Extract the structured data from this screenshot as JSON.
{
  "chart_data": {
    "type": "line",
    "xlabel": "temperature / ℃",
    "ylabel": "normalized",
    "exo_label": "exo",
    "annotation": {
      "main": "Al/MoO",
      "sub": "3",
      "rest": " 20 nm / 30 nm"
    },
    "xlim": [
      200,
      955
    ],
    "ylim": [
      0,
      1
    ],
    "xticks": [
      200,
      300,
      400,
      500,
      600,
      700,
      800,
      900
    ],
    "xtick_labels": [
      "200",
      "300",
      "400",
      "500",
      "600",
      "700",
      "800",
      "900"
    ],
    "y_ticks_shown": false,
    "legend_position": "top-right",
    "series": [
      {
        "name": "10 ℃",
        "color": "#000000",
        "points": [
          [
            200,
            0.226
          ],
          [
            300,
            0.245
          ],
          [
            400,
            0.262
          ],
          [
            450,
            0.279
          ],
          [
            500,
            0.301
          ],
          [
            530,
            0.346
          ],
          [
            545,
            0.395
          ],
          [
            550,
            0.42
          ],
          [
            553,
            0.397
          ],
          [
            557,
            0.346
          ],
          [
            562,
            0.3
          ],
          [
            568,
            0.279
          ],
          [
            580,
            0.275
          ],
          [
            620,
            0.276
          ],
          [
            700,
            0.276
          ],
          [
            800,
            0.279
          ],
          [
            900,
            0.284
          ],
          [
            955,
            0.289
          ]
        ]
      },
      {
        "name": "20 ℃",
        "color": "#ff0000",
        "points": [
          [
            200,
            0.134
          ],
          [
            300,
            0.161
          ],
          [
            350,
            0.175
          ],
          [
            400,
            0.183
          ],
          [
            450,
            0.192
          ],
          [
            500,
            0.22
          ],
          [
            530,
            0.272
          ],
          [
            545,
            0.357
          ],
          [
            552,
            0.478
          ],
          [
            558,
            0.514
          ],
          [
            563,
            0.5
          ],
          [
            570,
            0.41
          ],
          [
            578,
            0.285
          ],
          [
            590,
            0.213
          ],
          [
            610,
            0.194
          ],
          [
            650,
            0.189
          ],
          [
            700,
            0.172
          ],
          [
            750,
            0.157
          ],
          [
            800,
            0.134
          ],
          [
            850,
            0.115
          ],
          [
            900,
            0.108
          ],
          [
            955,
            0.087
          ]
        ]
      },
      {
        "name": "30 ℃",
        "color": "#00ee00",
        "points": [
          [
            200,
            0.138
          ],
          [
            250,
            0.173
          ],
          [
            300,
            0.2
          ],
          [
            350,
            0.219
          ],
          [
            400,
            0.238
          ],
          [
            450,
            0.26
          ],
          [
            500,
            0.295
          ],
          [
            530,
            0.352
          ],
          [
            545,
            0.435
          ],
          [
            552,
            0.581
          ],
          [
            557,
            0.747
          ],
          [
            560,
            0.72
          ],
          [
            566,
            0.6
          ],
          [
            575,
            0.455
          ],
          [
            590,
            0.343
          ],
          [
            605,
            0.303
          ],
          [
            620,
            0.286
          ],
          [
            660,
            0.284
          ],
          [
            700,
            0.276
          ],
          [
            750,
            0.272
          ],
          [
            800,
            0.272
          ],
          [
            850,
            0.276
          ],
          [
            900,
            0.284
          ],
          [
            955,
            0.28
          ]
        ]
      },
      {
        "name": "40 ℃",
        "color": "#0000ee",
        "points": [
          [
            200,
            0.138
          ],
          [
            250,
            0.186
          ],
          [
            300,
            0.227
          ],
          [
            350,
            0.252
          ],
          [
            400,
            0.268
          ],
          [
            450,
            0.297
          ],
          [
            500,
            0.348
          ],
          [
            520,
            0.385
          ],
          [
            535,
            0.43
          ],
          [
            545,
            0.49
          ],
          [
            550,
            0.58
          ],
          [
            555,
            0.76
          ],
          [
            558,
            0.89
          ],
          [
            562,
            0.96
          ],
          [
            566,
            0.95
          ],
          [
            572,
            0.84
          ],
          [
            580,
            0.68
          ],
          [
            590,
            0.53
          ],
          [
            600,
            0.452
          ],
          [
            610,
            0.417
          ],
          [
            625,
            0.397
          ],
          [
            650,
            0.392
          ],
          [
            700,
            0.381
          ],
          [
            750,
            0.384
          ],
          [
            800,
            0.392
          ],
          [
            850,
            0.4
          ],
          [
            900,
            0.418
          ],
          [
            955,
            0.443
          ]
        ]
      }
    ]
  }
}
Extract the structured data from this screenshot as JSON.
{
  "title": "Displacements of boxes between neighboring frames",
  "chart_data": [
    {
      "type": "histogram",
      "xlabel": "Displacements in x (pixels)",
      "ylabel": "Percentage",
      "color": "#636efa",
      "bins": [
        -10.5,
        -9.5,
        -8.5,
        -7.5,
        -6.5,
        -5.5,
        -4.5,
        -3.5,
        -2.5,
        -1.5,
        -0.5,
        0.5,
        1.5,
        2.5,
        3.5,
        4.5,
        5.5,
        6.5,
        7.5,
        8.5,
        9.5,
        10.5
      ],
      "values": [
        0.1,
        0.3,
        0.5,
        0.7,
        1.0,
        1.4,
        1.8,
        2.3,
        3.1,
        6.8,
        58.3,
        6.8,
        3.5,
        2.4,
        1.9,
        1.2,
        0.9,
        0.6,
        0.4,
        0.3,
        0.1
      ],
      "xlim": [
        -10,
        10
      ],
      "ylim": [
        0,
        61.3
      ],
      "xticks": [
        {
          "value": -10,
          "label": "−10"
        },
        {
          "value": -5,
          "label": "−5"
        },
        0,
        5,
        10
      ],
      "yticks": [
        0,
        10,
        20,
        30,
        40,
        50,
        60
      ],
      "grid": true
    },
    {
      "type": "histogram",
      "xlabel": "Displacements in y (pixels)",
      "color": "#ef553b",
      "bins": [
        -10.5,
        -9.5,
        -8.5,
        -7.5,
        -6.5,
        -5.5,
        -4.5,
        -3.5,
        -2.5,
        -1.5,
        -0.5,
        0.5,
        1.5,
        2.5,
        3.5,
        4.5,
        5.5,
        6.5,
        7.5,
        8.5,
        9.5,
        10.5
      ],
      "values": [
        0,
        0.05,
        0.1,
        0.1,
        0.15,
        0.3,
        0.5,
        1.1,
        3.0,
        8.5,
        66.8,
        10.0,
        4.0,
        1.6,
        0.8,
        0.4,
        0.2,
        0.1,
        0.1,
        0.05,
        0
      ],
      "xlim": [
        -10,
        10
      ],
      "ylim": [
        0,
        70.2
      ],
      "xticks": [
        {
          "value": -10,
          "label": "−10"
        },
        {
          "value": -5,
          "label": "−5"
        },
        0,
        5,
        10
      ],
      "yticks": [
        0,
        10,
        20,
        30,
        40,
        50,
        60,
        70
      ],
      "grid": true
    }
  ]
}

*****

* Exercise
Show all lines in the entries above where the word "ylabel" appears.

* Solution to this task
    "ylabel": "normalized",
      "ylabel": "Percentage",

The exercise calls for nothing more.